_DATASET_
━━━
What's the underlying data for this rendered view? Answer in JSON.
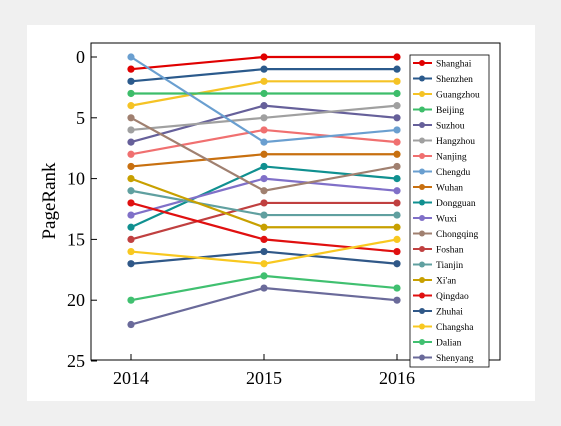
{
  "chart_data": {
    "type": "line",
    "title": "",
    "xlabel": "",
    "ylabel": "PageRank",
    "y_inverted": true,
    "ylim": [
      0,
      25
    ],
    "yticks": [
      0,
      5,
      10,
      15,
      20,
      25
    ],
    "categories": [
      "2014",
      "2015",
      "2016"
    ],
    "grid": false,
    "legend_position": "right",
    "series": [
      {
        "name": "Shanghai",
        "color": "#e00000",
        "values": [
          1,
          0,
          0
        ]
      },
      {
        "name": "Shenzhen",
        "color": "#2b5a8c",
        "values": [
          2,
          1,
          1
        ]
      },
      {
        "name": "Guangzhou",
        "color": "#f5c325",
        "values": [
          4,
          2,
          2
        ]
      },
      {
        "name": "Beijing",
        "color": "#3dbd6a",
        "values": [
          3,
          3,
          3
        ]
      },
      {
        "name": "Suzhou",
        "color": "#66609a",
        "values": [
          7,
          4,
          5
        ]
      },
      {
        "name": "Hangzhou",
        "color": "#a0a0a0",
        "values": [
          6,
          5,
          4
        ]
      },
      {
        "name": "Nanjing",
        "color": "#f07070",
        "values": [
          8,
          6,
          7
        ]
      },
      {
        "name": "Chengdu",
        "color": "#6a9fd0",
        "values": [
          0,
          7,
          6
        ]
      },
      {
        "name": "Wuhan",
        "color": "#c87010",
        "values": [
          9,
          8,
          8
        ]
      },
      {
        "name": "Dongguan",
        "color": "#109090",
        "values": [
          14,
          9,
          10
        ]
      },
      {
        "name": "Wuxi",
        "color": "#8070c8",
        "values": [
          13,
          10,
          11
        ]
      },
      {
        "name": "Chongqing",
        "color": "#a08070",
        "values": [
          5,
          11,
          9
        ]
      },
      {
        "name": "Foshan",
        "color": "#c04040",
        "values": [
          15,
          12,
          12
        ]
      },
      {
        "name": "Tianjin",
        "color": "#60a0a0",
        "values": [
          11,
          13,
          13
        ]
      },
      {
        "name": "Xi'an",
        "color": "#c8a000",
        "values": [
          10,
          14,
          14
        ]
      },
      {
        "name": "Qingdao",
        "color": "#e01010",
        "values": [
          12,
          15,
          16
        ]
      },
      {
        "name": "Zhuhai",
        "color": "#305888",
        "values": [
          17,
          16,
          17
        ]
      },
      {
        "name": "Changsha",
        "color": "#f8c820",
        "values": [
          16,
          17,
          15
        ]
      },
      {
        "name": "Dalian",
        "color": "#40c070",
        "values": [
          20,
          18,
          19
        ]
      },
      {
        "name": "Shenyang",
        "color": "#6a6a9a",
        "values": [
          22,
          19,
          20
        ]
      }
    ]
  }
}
━━━
Quote every record above exactly, leaving out the pictures.

What's the underlying data for this rendered view? Answer in JSON.
{
  "chart_data": {
    "type": "line",
    "title": "",
    "xlabel": "",
    "ylabel": "PageRank",
    "y_inverted": true,
    "ylim": [
      0,
      25
    ],
    "yticks": [
      0,
      5,
      10,
      15,
      20,
      25
    ],
    "categories": [
      "2014",
      "2015",
      "2016"
    ],
    "grid": false,
    "legend_position": "right",
    "series": [
      {
        "name": "Shanghai",
        "color": "#e00000",
        "values": [
          1,
          0,
          0
        ]
      },
      {
        "name": "Shenzhen",
        "color": "#2b5a8c",
        "values": [
          2,
          1,
          1
        ]
      },
      {
        "name": "Guangzhou",
        "color": "#f5c325",
        "values": [
          4,
          2,
          2
        ]
      },
      {
        "name": "Beijing",
        "color": "#3dbd6a",
        "values": [
          3,
          3,
          3
        ]
      },
      {
        "name": "Suzhou",
        "color": "#66609a",
        "values": [
          7,
          4,
          5
        ]
      },
      {
        "name": "Hangzhou",
        "color": "#a0a0a0",
        "values": [
          6,
          5,
          4
        ]
      },
      {
        "name": "Nanjing",
        "color": "#f07070",
        "values": [
          8,
          6,
          7
        ]
      },
      {
        "name": "Chengdu",
        "color": "#6a9fd0",
        "values": [
          0,
          7,
          6
        ]
      },
      {
        "name": "Wuhan",
        "color": "#c87010",
        "values": [
          9,
          8,
          8
        ]
      },
      {
        "name": "Dongguan",
        "color": "#109090",
        "values": [
          14,
          9,
          10
        ]
      },
      {
        "name": "Wuxi",
        "color": "#8070c8",
        "values": [
          13,
          10,
          11
        ]
      },
      {
        "name": "Chongqing",
        "color": "#a08070",
        "values": [
          5,
          11,
          9
        ]
      },
      {
        "name": "Foshan",
        "color": "#c04040",
        "values": [
          15,
          12,
          12
        ]
      },
      {
        "name": "Tianjin",
        "color": "#60a0a0",
        "values": [
          11,
          13,
          13
        ]
      },
      {
        "name": "Xi'an",
        "color": "#c8a000",
        "values": [
          10,
          14,
          14
        ]
      },
      {
        "name": "Qingdao",
        "color": "#e01010",
        "values": [
          12,
          15,
          16
        ]
      },
      {
        "name": "Zhuhai",
        "color": "#305888",
        "values": [
          17,
          16,
          17
        ]
      },
      {
        "name": "Changsha",
        "color": "#f8c820",
        "values": [
          16,
          17,
          15
        ]
      },
      {
        "name": "Dalian",
        "color": "#40c070",
        "values": [
          20,
          18,
          19
        ]
      },
      {
        "name": "Shenyang",
        "color": "#6a6a9a",
        "values": [
          22,
          19,
          20
        ]
      }
    ]
  }
}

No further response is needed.